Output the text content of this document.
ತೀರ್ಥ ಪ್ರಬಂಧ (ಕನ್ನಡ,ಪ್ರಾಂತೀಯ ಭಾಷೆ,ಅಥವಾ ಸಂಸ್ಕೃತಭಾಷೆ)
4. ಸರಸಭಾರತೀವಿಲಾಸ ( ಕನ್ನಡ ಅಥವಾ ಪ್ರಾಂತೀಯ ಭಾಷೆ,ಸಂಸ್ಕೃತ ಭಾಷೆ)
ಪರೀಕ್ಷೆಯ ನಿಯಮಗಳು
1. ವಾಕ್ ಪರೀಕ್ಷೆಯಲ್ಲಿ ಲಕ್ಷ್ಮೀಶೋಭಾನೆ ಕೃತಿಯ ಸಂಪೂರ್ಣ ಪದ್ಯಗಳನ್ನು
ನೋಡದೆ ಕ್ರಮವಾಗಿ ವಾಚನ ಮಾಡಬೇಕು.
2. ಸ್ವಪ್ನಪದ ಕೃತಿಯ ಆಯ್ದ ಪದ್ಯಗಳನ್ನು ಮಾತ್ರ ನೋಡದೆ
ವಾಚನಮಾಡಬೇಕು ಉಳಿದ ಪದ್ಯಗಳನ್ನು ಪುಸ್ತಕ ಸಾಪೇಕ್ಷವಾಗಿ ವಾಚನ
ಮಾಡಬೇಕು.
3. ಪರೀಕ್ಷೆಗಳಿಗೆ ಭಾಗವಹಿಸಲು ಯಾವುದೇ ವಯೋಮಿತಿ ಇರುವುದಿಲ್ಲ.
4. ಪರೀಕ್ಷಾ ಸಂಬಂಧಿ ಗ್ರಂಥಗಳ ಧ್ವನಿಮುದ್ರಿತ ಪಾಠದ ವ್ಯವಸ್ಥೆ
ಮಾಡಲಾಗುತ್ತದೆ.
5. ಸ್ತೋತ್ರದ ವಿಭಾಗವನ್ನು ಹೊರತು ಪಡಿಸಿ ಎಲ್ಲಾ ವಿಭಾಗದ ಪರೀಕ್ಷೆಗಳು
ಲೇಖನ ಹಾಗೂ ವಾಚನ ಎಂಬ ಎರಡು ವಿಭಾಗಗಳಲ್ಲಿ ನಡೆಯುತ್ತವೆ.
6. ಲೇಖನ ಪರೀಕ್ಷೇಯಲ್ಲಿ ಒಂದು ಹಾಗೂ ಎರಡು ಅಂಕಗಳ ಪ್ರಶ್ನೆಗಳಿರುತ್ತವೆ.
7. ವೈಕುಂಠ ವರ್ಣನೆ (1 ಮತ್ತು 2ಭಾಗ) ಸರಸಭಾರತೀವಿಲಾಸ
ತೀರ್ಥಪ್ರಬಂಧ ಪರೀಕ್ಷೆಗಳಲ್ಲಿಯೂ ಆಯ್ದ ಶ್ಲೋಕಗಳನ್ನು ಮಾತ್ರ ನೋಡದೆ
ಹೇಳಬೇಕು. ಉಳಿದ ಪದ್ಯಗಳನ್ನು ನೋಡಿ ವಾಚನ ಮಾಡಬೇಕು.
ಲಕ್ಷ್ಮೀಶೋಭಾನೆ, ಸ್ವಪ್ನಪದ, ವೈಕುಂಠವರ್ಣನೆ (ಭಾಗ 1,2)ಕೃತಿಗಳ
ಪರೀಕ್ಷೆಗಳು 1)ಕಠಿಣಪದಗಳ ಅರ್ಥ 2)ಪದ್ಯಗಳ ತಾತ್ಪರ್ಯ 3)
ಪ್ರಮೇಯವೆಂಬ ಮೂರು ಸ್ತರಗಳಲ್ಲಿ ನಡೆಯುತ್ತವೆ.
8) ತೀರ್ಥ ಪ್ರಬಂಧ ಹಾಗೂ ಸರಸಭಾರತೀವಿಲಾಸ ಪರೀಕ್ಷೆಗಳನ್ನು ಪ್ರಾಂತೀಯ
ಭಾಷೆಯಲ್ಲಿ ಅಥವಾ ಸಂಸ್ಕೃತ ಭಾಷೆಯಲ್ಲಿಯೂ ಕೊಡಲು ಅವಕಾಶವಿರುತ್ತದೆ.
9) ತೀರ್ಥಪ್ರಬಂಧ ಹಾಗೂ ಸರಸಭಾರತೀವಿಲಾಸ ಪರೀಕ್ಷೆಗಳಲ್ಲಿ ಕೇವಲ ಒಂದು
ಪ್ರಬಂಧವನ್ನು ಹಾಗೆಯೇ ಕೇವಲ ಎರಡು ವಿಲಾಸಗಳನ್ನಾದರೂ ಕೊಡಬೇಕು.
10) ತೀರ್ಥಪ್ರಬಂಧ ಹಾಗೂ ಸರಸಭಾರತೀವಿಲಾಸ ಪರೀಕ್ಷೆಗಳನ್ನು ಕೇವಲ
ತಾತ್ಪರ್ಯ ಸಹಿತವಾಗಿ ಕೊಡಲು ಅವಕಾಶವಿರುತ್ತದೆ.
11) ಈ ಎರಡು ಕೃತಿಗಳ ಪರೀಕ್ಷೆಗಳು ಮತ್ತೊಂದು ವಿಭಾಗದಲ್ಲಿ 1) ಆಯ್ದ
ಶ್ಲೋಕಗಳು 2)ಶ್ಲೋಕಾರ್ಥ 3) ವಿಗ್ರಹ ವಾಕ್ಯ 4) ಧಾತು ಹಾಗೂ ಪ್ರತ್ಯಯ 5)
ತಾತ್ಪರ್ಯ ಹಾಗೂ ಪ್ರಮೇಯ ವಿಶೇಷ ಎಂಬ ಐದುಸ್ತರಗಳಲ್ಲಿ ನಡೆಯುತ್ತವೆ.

============================================================

The request: Count the lines above that contain the word "ಯಗಳನ", and reply with only that number.

Task result: 4